→ Directive: Write every record out again exactly, and keep images out of it.
[START OF Data records]
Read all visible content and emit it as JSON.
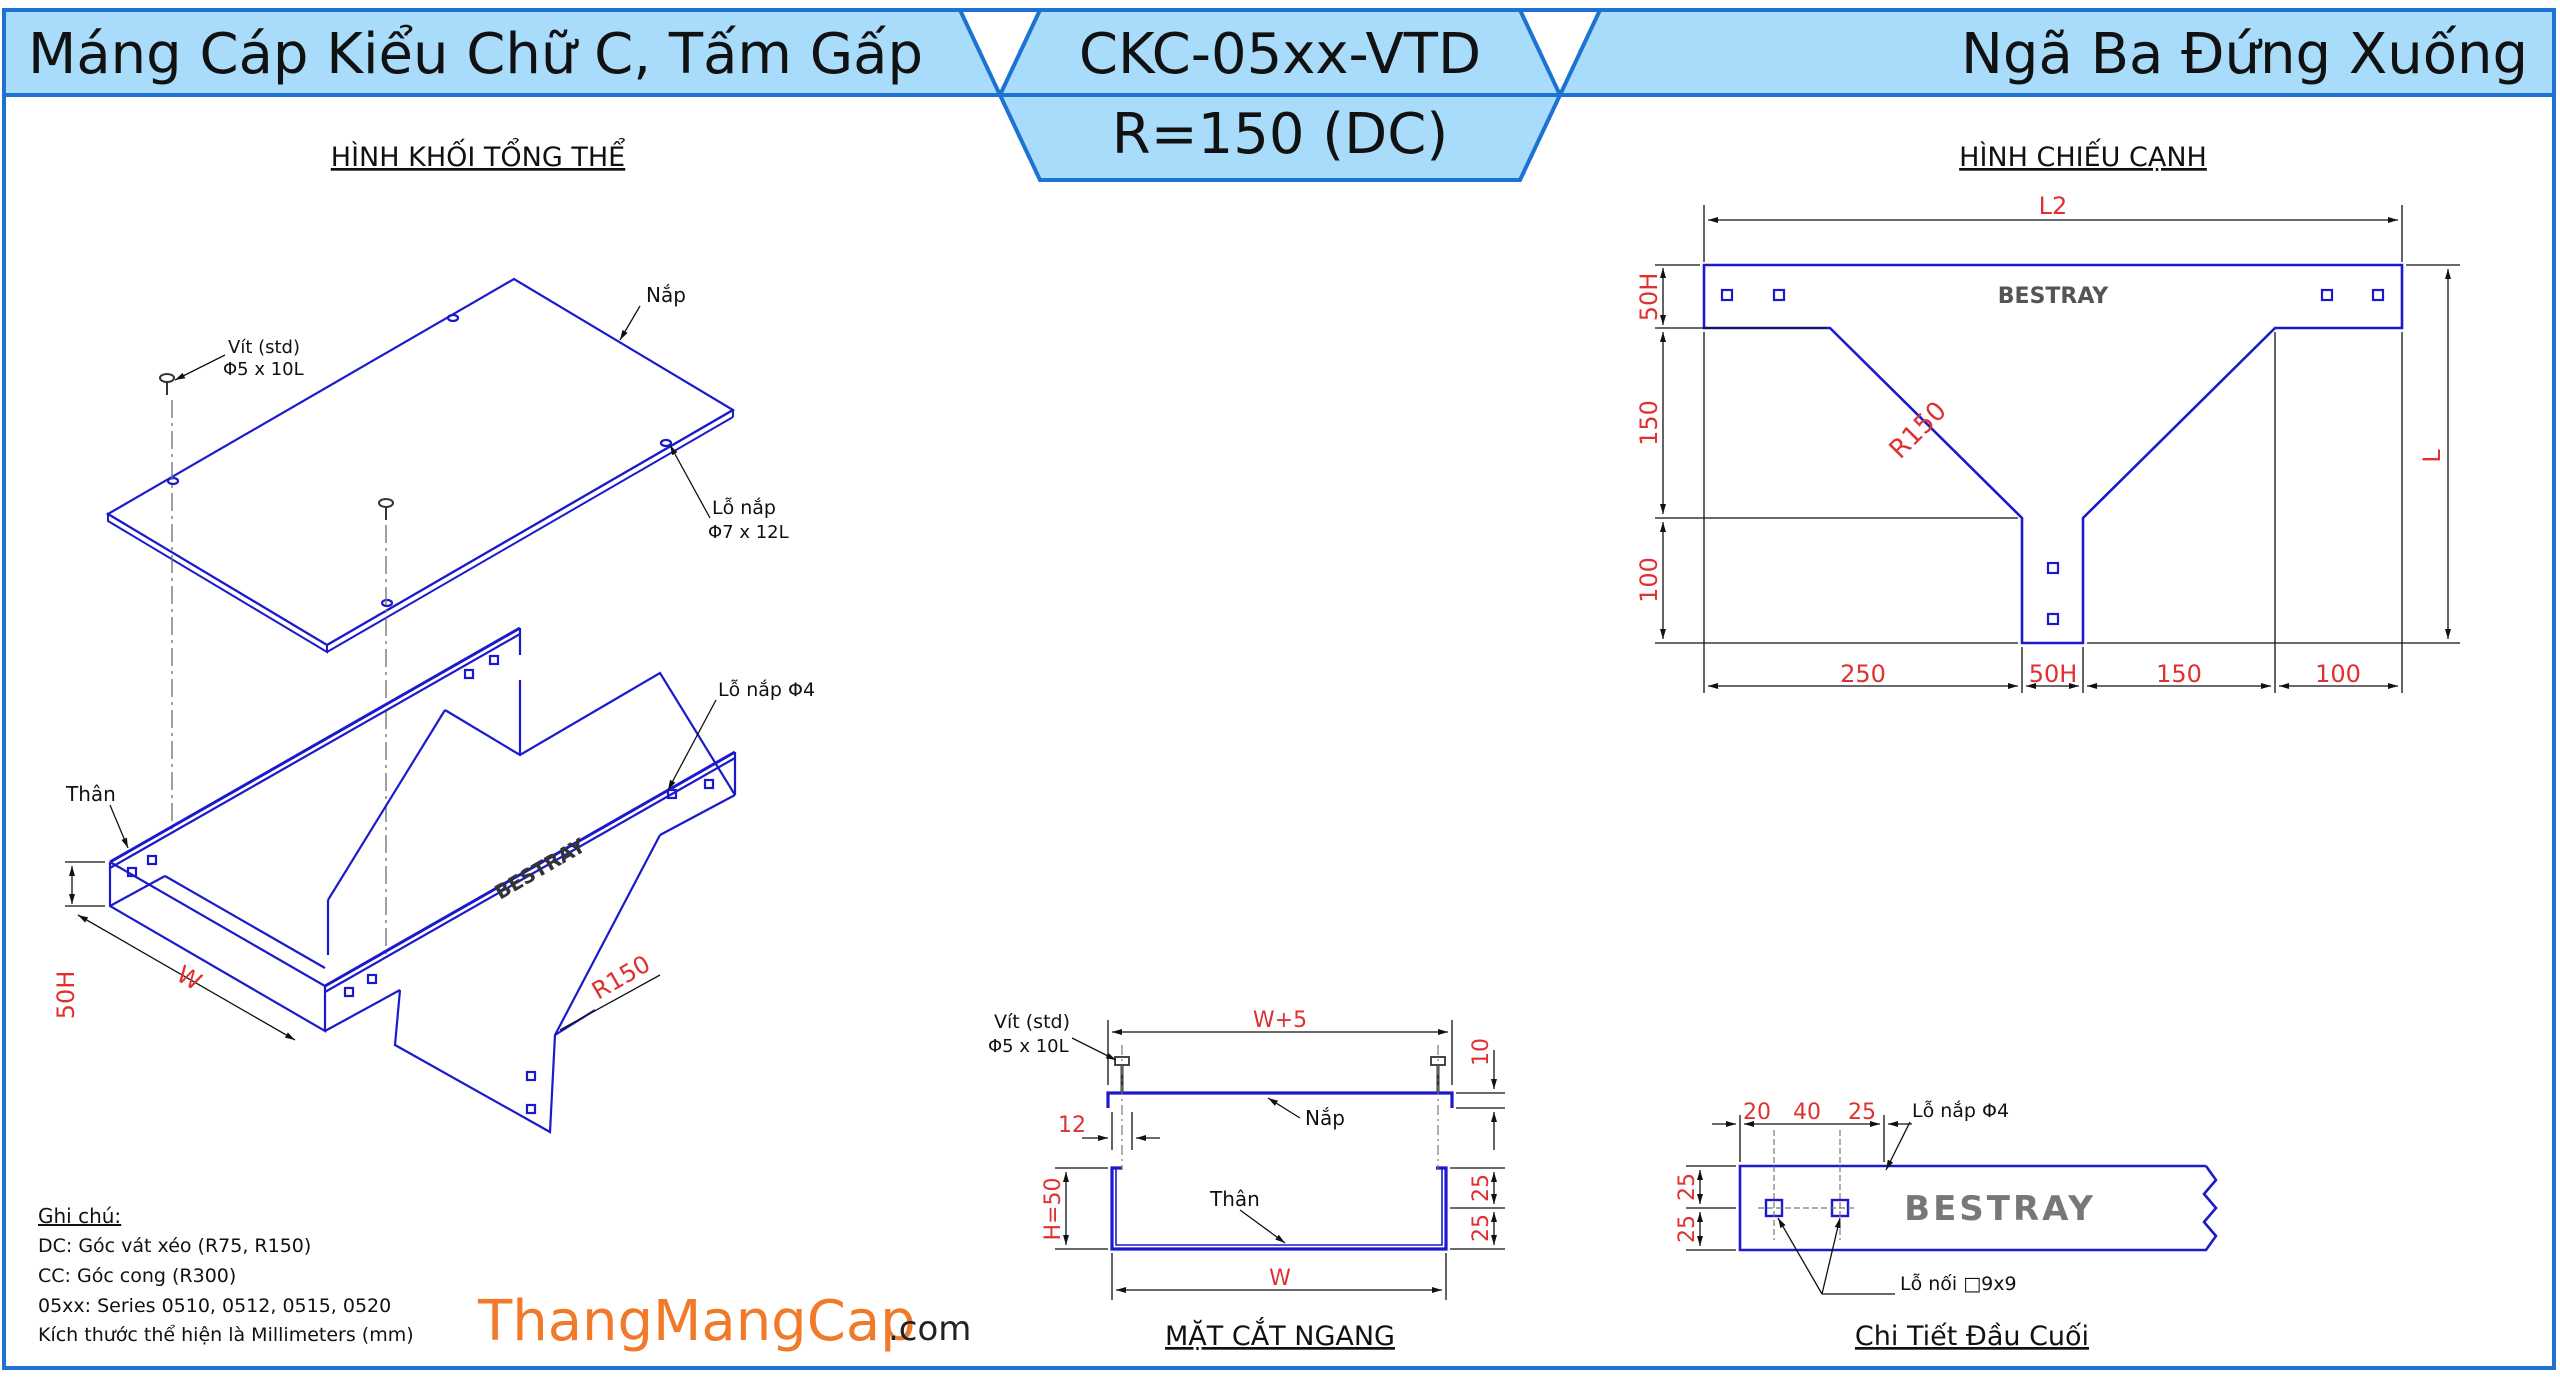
{
  "title": {
    "left": "Máng Cáp Kiểu Chữ C, Tấm Gấp",
    "code": "CKC-05xx-VTD",
    "radius": "R=150 (DC)",
    "right": "Ngã Ba Đứng Xuống"
  },
  "brand": "BESTRAY",
  "views": {
    "isometric": {
      "title": "HÌNH KHỐI TỔNG THỂ",
      "labels": {
        "cover": "Nắp",
        "screw": "Vít (std)",
        "screw_size": "Φ5 x 10L",
        "cover_hole": "Lỗ nắp",
        "cover_hole_size": "Φ7 x 12L",
        "cover_hole_4": "Lỗ nắp Φ4",
        "body": "Thân"
      },
      "dims": {
        "height": "50H",
        "width": "W",
        "radius": "R150"
      }
    },
    "side": {
      "title": "HÌNH CHIẾU CẠNH",
      "dims": {
        "l2": "L2",
        "l": "L",
        "v1": "50H",
        "v2": "150",
        "v3": "100",
        "b1": "250",
        "b2": "50H",
        "b3": "150",
        "b4": "100",
        "radius": "R150"
      }
    },
    "cross_section": {
      "title": "MẶT CẮT NGANG",
      "labels": {
        "screw": "Vít (std)",
        "screw_size": "Φ5 x 10L",
        "cover": "Nắp",
        "body": "Thân"
      },
      "dims": {
        "w5": "W+5",
        "d10": "10",
        "d12": "12",
        "h": "H=50",
        "d25a": "25",
        "d25b": "25",
        "w": "W"
      }
    },
    "end_detail": {
      "title": "Chi Tiết Đầu Cuối",
      "labels": {
        "cover_hole_4": "Lỗ nắp Φ4",
        "joint_hole": "Lỗ nối □9x9"
      },
      "dims": {
        "d20": "20",
        "d40": "40",
        "d25": "25",
        "v25a": "25",
        "v25b": "25"
      }
    }
  },
  "notes": {
    "title": "Ghi chú:",
    "lines": [
      "DC: Góc vát xéo (R75, R150)",
      "CC: Góc cong (R300)",
      "05xx: Series 0510, 0512, 0515, 0520",
      "Kích thước thể hiện là Millimeters (mm)"
    ]
  },
  "watermark": {
    "name": "ThangMangCap",
    "domain": ".com"
  },
  "colors": {
    "title_fill": "#a8dcfa",
    "border": "#1e73d2",
    "part_line": "#1a1acc",
    "dimension_text": "#e03030",
    "watermark": "#f07a2a"
  }
}
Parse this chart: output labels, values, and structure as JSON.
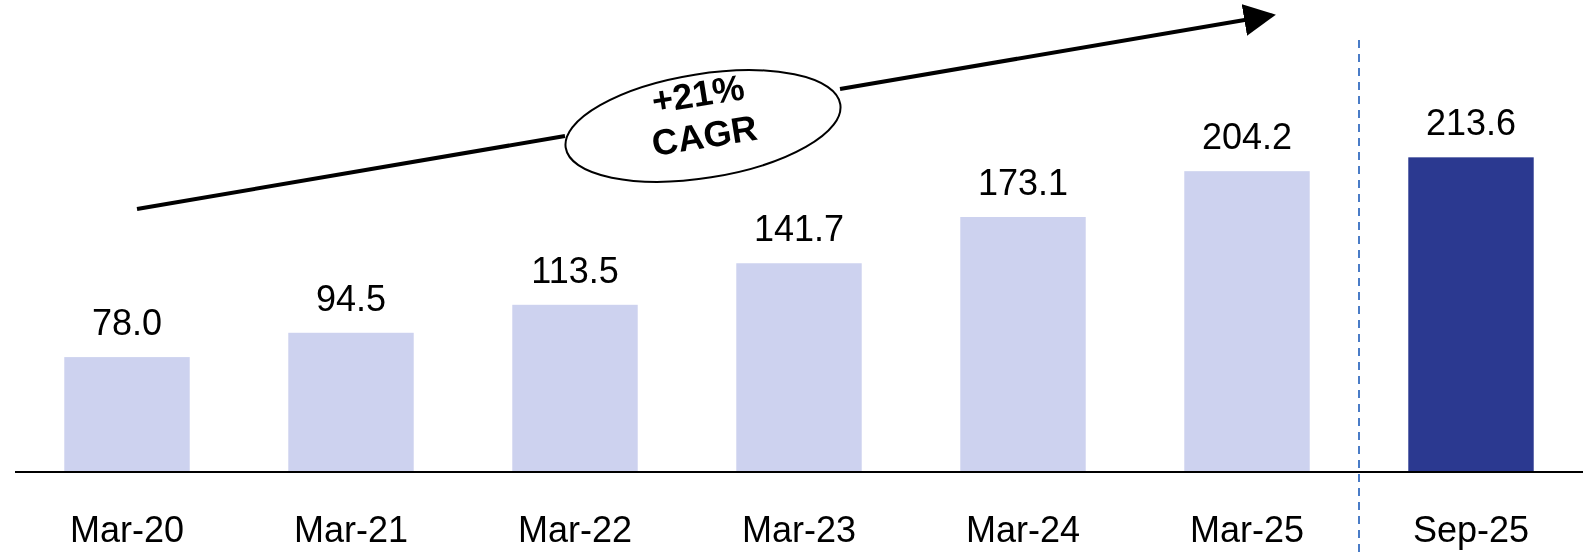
{
  "chart_data": {
    "type": "bar",
    "categories": [
      "Mar-20",
      "Mar-21",
      "Mar-22",
      "Mar-23",
      "Mar-24",
      "Mar-25",
      "Sep-25"
    ],
    "values": [
      78.0,
      94.5,
      113.5,
      141.7,
      173.1,
      204.2,
      213.6
    ],
    "value_labels": [
      "78.0",
      "94.5",
      "113.5",
      "141.7",
      "173.1",
      "204.2",
      "213.6"
    ],
    "colors": [
      "#cdd2ef",
      "#cdd2ef",
      "#cdd2ef",
      "#cdd2ef",
      "#cdd2ef",
      "#cdd2ef",
      "#2b3990"
    ],
    "annotations": [
      "+21%\nCAGR"
    ]
  }
}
[END OF Data records]
→ Exercise answer:
Read all visible content and emit it as JSON.
{
  "title": {
    "left": "Máng Cáp Kiểu Chữ C, Tấm Gấp",
    "code": "CKC-05xx-VTD",
    "radius": "R=150 (DC)",
    "right": "Ngã Ba Đứng Xuống"
  },
  "brand": "BESTRAY",
  "views": {
    "isometric": {
      "title": "HÌNH KHỐI TỔNG THỂ",
      "labels": {
        "cover": "Nắp",
        "screw": "Vít (std)",
        "screw_size": "Φ5 x 10L",
        "cover_hole": "Lỗ nắp",
        "cover_hole_size": "Φ7 x 12L",
        "cover_hole_4": "Lỗ nắp Φ4",
        "body": "Thân"
      },
      "dims": {
        "height": "50H",
        "width": "W",
        "radius": "R150"
      }
    },
    "side": {
      "title": "HÌNH CHIẾU CẠNH",
      "dims": {
        "l2": "L2",
        "l": "L",
        "v1": "50H",
        "v2": "150",
        "v3": "100",
        "b1": "250",
        "b2": "50H",
        "b3": "150",
        "b4": "100",
        "radius": "R150"
      }
    },
    "cross_section": {
      "title": "MẶT CẮT NGANG",
      "labels": {
        "screw": "Vít (std)",
        "screw_size": "Φ5 x 10L",
        "cover": "Nắp",
        "body": "Thân"
      },
      "dims": {
        "w5": "W+5",
        "d10": "10",
        "d12": "12",
        "h": "H=50",
        "d25a": "25",
        "d25b": "25",
        "w": "W"
      }
    },
    "end_detail": {
      "title": "Chi Tiết Đầu Cuối",
      "labels": {
        "cover_hole_4": "Lỗ nắp Φ4",
        "joint_hole": "Lỗ nối □9x9"
      },
      "dims": {
        "d20": "20",
        "d40": "40",
        "d25": "25",
        "v25a": "25",
        "v25b": "25"
      }
    }
  },
  "notes": {
    "title": "Ghi chú:",
    "lines": [
      "DC: Góc vát xéo (R75, R150)",
      "CC: Góc cong (R300)",
      "05xx: Series 0510, 0512, 0515, 0520",
      "Kích thước thể hiện là Millimeters (mm)"
    ]
  },
  "watermark": {
    "name": "ThangMangCap",
    "domain": ".com"
  },
  "colors": {
    "title_fill": "#a8dcfa",
    "border": "#1e73d2",
    "part_line": "#1a1acc",
    "dimension_text": "#e03030",
    "watermark": "#f07a2a"
  }
}
Parse this chart: output labels, values, and structure as JSON.
{
  "chart_data": {
    "type": "bar",
    "categories": [
      "Mar-20",
      "Mar-21",
      "Mar-22",
      "Mar-23",
      "Mar-24",
      "Mar-25",
      "Sep-25"
    ],
    "values": [
      78.0,
      94.5,
      113.5,
      141.7,
      173.1,
      204.2,
      213.6
    ],
    "value_labels": [
      "78.0",
      "94.5",
      "113.5",
      "141.7",
      "173.1",
      "204.2",
      "213.6"
    ],
    "colors": [
      "#cdd2ef",
      "#cdd2ef",
      "#cdd2ef",
      "#cdd2ef",
      "#cdd2ef",
      "#cdd2ef",
      "#2b3990"
    ],
    "annotations": [
      "+21%\nCAGR"
    ]
  }
}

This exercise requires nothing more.